— Your instructions —
Search the listing below for the string "ylabel" and show each line that contains it.

-- start Material for this task --

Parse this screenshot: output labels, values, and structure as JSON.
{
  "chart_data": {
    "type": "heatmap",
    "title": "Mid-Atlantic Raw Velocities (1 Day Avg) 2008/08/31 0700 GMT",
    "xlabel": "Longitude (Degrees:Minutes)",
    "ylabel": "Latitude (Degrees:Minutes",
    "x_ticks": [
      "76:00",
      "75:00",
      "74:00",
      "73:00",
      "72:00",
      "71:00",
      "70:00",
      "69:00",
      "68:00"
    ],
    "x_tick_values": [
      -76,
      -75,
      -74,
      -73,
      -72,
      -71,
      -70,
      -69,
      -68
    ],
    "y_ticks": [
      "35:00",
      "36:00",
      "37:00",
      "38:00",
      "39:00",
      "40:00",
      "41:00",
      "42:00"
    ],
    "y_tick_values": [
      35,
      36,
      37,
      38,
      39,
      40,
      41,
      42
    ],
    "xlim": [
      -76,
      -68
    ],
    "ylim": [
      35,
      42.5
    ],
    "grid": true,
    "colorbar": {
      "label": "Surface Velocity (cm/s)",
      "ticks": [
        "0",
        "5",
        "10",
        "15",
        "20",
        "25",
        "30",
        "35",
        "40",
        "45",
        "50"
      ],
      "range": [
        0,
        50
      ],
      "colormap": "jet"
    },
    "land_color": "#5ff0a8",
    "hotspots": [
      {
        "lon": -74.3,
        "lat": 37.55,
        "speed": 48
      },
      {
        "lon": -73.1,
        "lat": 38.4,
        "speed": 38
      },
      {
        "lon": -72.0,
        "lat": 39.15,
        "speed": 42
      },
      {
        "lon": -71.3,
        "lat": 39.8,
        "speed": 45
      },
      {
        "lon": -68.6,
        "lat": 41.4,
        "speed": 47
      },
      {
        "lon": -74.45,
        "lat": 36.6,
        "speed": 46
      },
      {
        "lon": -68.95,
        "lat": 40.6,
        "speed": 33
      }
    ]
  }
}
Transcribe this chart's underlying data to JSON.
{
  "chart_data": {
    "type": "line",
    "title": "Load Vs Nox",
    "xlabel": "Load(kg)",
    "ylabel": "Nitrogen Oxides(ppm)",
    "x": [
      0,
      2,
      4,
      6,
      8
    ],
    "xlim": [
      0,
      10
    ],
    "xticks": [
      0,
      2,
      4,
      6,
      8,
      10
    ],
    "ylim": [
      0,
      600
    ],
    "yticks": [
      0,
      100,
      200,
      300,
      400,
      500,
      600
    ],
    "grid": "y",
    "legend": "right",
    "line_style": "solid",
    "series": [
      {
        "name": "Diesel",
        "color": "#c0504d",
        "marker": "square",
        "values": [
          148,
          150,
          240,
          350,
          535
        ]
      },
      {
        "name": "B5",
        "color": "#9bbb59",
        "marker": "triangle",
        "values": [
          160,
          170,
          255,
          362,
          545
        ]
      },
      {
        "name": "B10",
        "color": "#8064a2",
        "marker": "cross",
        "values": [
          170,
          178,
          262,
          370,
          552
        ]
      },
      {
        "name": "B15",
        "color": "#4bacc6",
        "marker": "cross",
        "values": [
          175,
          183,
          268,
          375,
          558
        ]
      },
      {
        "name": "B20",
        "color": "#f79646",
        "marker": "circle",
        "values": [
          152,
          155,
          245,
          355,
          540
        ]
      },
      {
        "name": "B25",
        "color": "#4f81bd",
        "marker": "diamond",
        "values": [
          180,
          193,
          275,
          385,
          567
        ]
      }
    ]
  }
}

-- end Material for this task --
-- start Material for this task --

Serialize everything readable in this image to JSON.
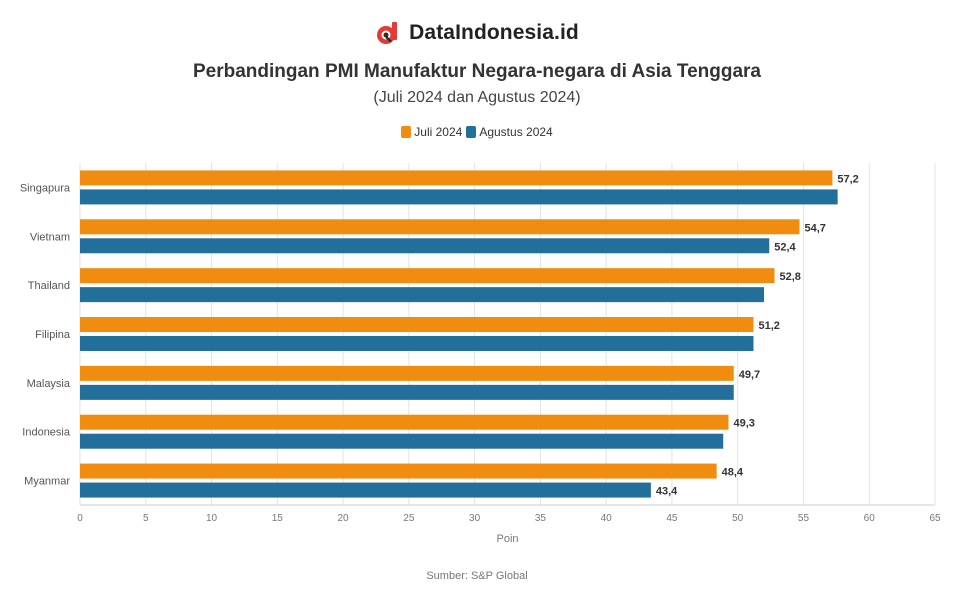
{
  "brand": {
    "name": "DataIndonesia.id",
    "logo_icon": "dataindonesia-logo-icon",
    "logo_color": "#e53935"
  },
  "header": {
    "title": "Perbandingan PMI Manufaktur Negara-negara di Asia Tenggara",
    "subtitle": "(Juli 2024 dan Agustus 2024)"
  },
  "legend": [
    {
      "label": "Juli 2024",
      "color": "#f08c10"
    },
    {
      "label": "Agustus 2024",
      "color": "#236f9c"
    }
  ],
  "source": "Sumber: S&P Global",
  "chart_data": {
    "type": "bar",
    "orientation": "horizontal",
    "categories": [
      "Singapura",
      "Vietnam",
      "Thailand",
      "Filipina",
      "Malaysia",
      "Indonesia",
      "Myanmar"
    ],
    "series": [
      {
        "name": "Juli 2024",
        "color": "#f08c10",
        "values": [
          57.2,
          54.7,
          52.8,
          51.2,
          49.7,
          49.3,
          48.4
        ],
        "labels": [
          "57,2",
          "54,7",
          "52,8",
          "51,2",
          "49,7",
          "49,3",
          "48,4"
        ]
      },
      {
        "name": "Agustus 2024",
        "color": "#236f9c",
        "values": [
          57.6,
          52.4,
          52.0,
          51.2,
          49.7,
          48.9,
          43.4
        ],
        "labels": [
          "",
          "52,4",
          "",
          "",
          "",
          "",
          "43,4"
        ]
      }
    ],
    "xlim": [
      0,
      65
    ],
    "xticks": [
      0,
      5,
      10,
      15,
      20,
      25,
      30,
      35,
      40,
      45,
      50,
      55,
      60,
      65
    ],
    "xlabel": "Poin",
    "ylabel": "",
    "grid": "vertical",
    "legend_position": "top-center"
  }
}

-- end Material for this task --

— Exercise answer —
    "ylabel": "Latitude (Degrees:Minutes",
    "ylabel": "Nitrogen Oxides(ppm)",
    "ylabel": "",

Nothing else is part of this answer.